▶ Exercise inputs:
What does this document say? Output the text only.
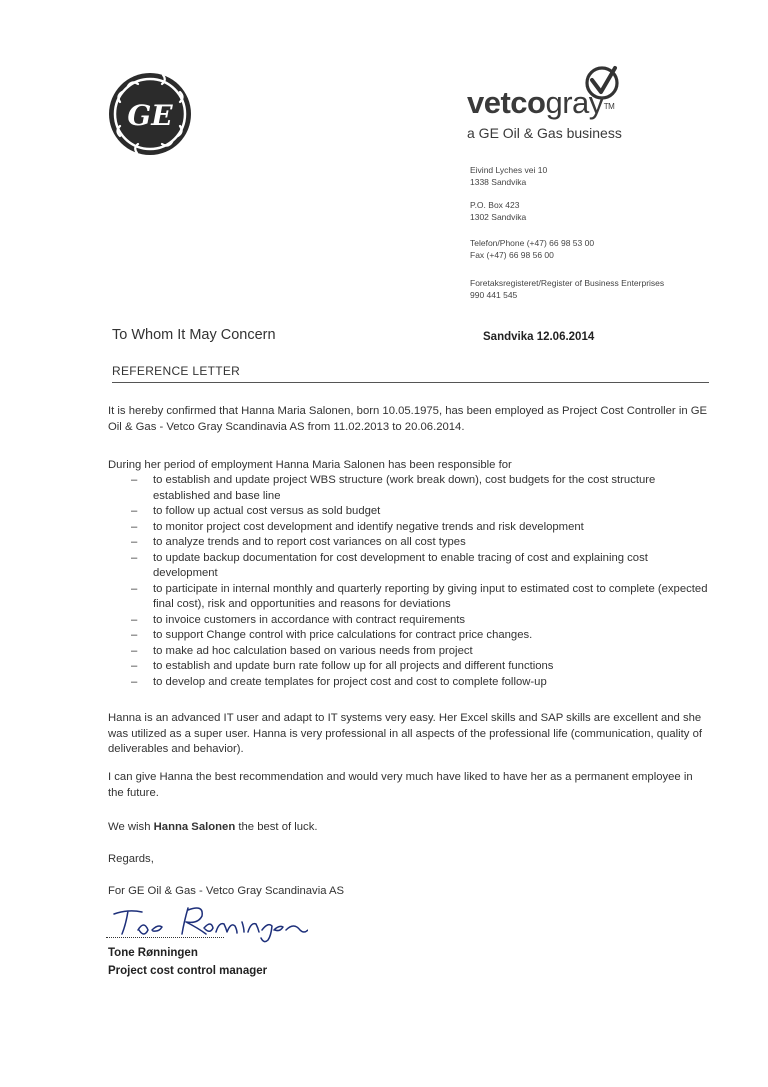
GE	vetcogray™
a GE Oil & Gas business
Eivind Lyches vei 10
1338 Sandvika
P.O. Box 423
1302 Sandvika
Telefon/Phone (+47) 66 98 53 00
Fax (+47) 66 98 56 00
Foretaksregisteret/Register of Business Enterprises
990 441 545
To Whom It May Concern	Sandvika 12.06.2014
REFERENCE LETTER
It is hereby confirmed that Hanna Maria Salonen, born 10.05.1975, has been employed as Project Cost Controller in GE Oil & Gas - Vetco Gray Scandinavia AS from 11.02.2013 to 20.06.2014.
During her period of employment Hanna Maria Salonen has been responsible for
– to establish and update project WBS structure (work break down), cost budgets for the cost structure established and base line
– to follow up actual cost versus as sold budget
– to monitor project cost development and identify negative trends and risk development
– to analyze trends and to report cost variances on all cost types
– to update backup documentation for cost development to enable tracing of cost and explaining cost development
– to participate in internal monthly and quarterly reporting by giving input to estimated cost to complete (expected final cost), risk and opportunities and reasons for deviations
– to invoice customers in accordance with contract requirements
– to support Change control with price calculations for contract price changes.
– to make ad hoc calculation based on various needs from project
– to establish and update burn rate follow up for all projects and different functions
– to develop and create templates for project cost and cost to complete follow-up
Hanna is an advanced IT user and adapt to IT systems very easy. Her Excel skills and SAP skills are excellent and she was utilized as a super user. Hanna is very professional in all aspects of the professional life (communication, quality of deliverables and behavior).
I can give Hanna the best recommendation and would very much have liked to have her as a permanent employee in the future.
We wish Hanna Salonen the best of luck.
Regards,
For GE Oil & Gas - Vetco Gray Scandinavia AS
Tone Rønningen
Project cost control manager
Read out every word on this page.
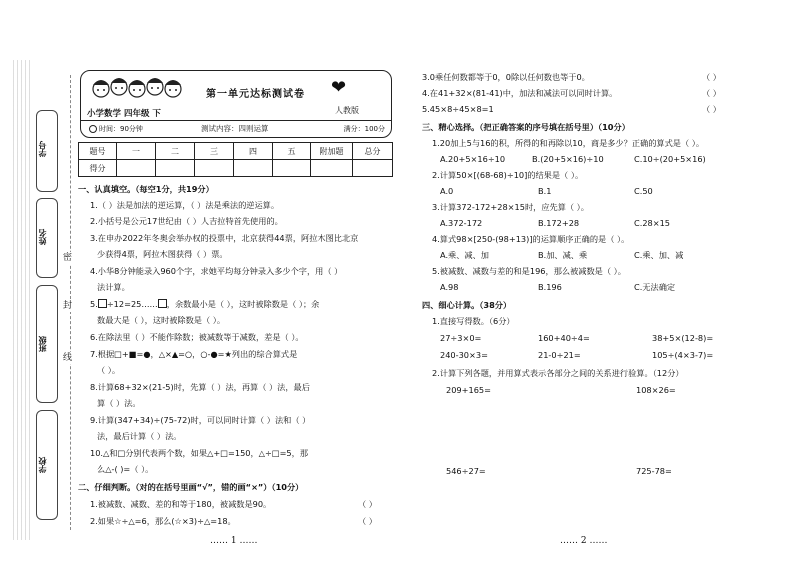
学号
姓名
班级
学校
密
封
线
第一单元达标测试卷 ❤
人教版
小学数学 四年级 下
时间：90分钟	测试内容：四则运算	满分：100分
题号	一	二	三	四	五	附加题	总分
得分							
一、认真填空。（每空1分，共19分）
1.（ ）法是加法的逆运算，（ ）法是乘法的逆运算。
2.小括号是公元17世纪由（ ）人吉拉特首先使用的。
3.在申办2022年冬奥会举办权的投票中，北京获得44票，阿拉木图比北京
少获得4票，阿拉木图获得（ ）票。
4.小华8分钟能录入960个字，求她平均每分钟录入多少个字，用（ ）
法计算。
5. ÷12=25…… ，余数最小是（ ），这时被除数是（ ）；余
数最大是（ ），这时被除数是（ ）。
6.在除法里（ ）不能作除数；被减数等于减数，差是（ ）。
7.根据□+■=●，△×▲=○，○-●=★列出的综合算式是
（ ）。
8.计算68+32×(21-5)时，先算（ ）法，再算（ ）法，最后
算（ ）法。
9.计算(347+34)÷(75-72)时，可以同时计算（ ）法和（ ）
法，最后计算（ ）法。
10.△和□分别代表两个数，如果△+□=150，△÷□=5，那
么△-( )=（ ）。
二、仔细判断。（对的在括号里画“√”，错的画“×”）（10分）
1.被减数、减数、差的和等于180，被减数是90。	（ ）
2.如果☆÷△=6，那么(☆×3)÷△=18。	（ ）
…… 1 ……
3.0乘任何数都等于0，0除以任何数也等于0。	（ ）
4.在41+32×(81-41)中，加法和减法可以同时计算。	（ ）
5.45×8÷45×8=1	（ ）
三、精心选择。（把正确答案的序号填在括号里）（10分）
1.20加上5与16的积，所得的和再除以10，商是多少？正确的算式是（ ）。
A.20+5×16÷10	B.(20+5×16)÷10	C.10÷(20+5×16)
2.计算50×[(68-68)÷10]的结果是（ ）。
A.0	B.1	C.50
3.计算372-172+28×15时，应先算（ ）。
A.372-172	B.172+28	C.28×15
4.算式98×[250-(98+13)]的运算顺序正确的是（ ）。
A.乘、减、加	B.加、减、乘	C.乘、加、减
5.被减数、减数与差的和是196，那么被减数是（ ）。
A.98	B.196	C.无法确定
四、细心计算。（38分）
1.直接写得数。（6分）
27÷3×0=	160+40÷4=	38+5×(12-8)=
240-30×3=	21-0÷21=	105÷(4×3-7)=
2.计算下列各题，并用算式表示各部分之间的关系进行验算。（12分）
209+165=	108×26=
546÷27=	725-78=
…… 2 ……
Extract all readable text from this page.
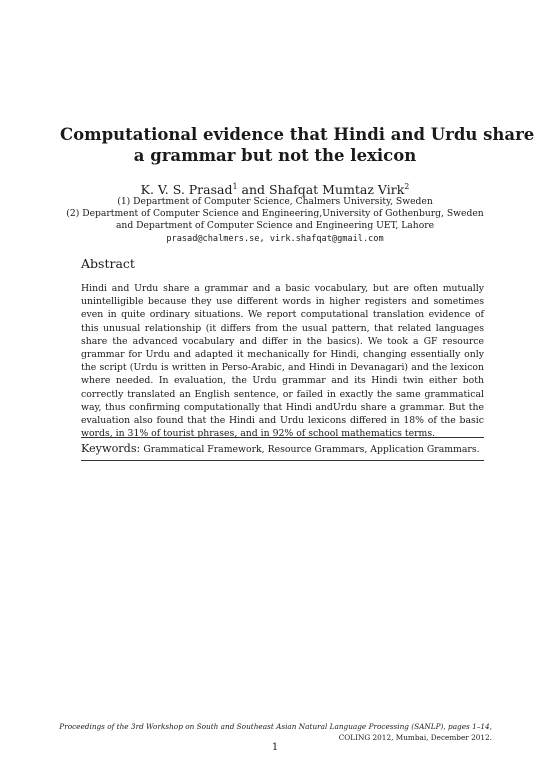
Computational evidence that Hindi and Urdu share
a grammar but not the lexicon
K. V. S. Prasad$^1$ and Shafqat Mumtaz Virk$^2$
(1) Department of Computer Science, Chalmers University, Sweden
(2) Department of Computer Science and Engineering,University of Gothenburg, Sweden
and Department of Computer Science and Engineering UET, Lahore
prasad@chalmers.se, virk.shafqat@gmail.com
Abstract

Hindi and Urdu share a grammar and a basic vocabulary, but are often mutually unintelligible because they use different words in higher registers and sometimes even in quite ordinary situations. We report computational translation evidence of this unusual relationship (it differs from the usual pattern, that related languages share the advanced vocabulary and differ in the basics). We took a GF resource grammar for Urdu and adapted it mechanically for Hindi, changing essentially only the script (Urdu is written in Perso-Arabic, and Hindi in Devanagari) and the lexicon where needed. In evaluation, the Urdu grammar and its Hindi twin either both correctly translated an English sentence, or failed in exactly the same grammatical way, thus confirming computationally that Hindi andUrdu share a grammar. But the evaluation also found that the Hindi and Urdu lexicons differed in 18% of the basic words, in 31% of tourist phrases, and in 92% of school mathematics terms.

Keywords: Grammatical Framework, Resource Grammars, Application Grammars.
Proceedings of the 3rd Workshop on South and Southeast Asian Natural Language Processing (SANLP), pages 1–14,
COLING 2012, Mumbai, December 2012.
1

▶ What to produce:
Only the number is wanted: how many lines of the material above include the word "lexicon"?

▶ The reply:
2